>> Start

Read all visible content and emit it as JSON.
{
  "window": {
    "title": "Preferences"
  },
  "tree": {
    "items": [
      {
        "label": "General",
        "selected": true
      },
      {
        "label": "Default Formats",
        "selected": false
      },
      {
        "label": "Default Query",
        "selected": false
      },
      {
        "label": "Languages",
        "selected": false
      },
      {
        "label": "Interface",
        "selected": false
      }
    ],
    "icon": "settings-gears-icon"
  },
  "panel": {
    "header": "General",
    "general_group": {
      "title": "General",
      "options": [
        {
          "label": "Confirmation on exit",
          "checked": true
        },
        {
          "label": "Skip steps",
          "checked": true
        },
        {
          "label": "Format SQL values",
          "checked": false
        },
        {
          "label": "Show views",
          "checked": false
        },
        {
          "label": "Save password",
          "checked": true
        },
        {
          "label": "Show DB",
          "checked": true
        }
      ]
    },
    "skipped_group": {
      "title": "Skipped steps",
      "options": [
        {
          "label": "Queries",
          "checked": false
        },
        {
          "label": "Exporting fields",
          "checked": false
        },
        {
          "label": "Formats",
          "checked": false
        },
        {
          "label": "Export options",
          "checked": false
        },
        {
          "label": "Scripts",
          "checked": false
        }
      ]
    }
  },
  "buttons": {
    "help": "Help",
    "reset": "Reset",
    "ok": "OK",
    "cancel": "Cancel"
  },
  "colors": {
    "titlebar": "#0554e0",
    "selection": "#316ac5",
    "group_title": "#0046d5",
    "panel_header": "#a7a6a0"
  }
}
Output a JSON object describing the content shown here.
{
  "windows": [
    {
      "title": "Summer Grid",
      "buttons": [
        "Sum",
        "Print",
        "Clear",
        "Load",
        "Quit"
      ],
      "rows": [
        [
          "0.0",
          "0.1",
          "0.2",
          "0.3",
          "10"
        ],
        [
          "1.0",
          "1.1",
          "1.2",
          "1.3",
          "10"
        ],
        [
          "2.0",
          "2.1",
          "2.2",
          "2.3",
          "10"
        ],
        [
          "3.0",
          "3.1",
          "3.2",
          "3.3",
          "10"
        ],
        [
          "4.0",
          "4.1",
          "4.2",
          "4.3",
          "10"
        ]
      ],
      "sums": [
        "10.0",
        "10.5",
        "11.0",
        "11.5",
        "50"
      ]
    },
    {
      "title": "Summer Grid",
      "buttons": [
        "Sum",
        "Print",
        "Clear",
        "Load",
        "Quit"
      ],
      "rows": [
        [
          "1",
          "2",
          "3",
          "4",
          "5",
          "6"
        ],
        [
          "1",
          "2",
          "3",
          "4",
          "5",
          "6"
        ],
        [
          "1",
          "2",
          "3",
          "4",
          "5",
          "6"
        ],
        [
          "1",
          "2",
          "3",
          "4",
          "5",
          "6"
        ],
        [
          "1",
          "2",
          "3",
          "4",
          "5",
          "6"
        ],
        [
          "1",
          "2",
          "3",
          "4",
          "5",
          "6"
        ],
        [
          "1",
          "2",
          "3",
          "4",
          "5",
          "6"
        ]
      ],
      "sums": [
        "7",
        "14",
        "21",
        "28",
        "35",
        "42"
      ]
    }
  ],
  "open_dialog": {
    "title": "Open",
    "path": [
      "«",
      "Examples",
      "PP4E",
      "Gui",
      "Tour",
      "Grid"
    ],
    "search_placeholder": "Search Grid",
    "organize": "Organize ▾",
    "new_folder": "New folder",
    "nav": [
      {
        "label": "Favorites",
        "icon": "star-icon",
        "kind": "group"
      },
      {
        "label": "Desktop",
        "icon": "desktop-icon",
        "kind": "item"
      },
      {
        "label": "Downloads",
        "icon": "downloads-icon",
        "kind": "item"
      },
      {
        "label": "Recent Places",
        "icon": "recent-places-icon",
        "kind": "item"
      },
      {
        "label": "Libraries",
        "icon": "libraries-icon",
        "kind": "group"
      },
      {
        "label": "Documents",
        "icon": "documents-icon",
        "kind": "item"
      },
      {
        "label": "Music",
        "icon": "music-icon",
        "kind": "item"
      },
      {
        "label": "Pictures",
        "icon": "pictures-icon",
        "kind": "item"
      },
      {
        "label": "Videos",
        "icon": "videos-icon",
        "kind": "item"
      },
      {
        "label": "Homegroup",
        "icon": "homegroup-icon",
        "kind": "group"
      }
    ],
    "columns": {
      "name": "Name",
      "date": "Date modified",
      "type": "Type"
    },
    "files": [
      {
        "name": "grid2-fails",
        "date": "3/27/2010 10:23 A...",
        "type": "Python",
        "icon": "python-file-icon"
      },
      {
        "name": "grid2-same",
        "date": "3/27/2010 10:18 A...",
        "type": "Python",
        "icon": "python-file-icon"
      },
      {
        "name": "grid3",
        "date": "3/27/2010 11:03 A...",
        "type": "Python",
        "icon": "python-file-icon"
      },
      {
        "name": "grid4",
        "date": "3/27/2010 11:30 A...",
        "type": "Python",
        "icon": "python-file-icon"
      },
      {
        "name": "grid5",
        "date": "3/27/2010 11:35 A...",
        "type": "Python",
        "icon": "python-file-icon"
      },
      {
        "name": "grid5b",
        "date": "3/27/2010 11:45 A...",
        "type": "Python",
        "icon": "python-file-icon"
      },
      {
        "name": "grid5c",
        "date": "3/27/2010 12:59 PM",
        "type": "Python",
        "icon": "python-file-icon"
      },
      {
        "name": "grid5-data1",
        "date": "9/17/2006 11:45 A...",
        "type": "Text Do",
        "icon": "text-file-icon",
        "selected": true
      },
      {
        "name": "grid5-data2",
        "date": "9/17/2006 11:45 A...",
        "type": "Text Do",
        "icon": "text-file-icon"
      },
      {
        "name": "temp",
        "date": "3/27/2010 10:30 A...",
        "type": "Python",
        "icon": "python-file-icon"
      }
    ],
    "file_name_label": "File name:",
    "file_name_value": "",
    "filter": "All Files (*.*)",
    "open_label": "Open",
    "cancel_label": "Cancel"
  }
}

>> End

== Aim of the exercise ==
Quote each line of the listing above exactly.

== Written solution ==
Read all visible content and emit it as JSON.
{
  "window": {
    "title": "Preferences"
  },
  "tree": {
    "items": [
      {
        "label": "General",
        "selected": true
      },
      {
        "label": "Default Formats",
        "selected": false
      },
      {
        "label": "Default Query",
        "selected": false
      },
      {
        "label": "Languages",
        "selected": false
      },
      {
        "label": "Interface",
        "selected": false
      }
    ],
    "icon": "settings-gears-icon"
  },
  "panel": {
    "header": "General",
    "general_group": {
      "title": "General",
      "options": [
        {
          "label": "Confirmation on exit",
          "checked": true
        },
        {
          "label": "Skip steps",
          "checked": true
        },
        {
          "label": "Format SQL values",
          "checked": false
        },
        {
          "label": "Show views",
          "checked": false
        },
        {
          "label": "Save password",
          "checked": true
        },
        {
          "label": "Show DB",
          "checked": true
        }
      ]
    },
    "skipped_group": {
      "title": "Skipped steps",
      "options": [
        {
          "label": "Queries",
          "checked": false
        },
        {
          "label": "Exporting fields",
          "checked": false
        },
        {
          "label": "Formats",
          "checked": false
        },
        {
          "label": "Export options",
          "checked": false
        },
        {
          "label": "Scripts",
          "checked": false
        }
      ]
    }
  },
  "buttons": {
    "help": "Help",
    "reset": "Reset",
    "ok": "OK",
    "cancel": "Cancel"
  },
  "colors": {
    "titlebar": "#0554e0",
    "selection": "#316ac5",
    "group_title": "#0046d5",
    "panel_header": "#a7a6a0"
  }
}
Output a JSON object describing the content shown here.
{
  "windows": [
    {
      "title": "Summer Grid",
      "buttons": [
        "Sum",
        "Print",
        "Clear",
        "Load",
        "Quit"
      ],
      "rows": [
        [
          "0.0",
          "0.1",
          "0.2",
          "0.3",
          "10"
        ],
        [
          "1.0",
          "1.1",
          "1.2",
          "1.3",
          "10"
        ],
        [
          "2.0",
          "2.1",
          "2.2",
          "2.3",
          "10"
        ],
        [
          "3.0",
          "3.1",
          "3.2",
          "3.3",
          "10"
        ],
        [
          "4.0",
          "4.1",
          "4.2",
          "4.3",
          "10"
        ]
      ],
      "sums": [
        "10.0",
        "10.5",
        "11.0",
        "11.5",
        "50"
      ]
    },
    {
      "title": "Summer Grid",
      "buttons": [
        "Sum",
        "Print",
        "Clear",
        "Load",
        "Quit"
      ],
      "rows": [
        [
          "1",
          "2",
          "3",
          "4",
          "5",
          "6"
        ],
        [
          "1",
          "2",
          "3",
          "4",
          "5",
          "6"
        ],
        [
          "1",
          "2",
          "3",
          "4",
          "5",
          "6"
        ],
        [
          "1",
          "2",
          "3",
          "4",
          "5",
          "6"
        ],
        [
          "1",
          "2",
          "3",
          "4",
          "5",
          "6"
        ],
        [
          "1",
          "2",
          "3",
          "4",
          "5",
          "6"
        ],
        [
          "1",
          "2",
          "3",
          "4",
          "5",
          "6"
        ]
      ],
      "sums": [
        "7",
        "14",
        "21",
        "28",
        "35",
        "42"
      ]
    }
  ],
  "open_dialog": {
    "title": "Open",
    "path": [
      "«",
      "Examples",
      "PP4E",
      "Gui",
      "Tour",
      "Grid"
    ],
    "search_placeholder": "Search Grid",
    "organize": "Organize ▾",
    "new_folder": "New folder",
    "nav": [
      {
        "label": "Favorites",
        "icon": "star-icon",
        "kind": "group"
      },
      {
        "label": "Desktop",
        "icon": "desktop-icon",
        "kind": "item"
      },
      {
        "label": "Downloads",
        "icon": "downloads-icon",
        "kind": "item"
      },
      {
        "label": "Recent Places",
        "icon": "recent-places-icon",
        "kind": "item"
      },
      {
        "label": "Libraries",
        "icon": "libraries-icon",
        "kind": "group"
      },
      {
        "label": "Documents",
        "icon": "documents-icon",
        "kind": "item"
      },
      {
        "label": "Music",
        "icon": "music-icon",
        "kind": "item"
      },
      {
        "label": "Pictures",
        "icon": "pictures-icon",
        "kind": "item"
      },
      {
        "label": "Videos",
        "icon": "videos-icon",
        "kind": "item"
      },
      {
        "label": "Homegroup",
        "icon": "homegroup-icon",
        "kind": "group"
      }
    ],
    "columns": {
      "name": "Name",
      "date": "Date modified",
      "type": "Type"
    },
    "files": [
      {
        "name": "grid2-fails",
        "date": "3/27/2010 10:23 A...",
        "type": "Python",
        "icon": "python-file-icon"
      },
      {
        "name": "grid2-same",
        "date": "3/27/2010 10:18 A...",
        "type": "Python",
        "icon": "python-file-icon"
      },
      {
        "name": "grid3",
        "date": "3/27/2010 11:03 A...",
        "type": "Python",
        "icon": "python-file-icon"
      },
      {
        "name": "grid4",
        "date": "3/27/2010 11:30 A...",
        "type": "Python",
        "icon": "python-file-icon"
      },
      {
        "name": "grid5",
        "date": "3/27/2010 11:35 A...",
        "type": "Python",
        "icon": "python-file-icon"
      },
      {
        "name": "grid5b",
        "date": "3/27/2010 11:45 A...",
        "type": "Python",
        "icon": "python-file-icon"
      },
      {
        "name": "grid5c",
        "date": "3/27/2010 12:59 PM",
        "type": "Python",
        "icon": "python-file-icon"
      },
      {
        "name": "grid5-data1",
        "date": "9/17/2006 11:45 A...",
        "type": "Text Do",
        "icon": "text-file-icon",
        "selected": true
      },
      {
        "name": "grid5-data2",
        "date": "9/17/2006 11:45 A...",
        "type": "Text Do",
        "icon": "text-file-icon"
      },
      {
        "name": "temp",
        "date": "3/27/2010 10:30 A...",
        "type": "Python",
        "icon": "python-file-icon"
      }
    ],
    "file_name_label": "File name:",
    "file_name_value": "",
    "filter": "All Files (*.*)",
    "open_label": "Open",
    "cancel_label": "Cancel"
  }
}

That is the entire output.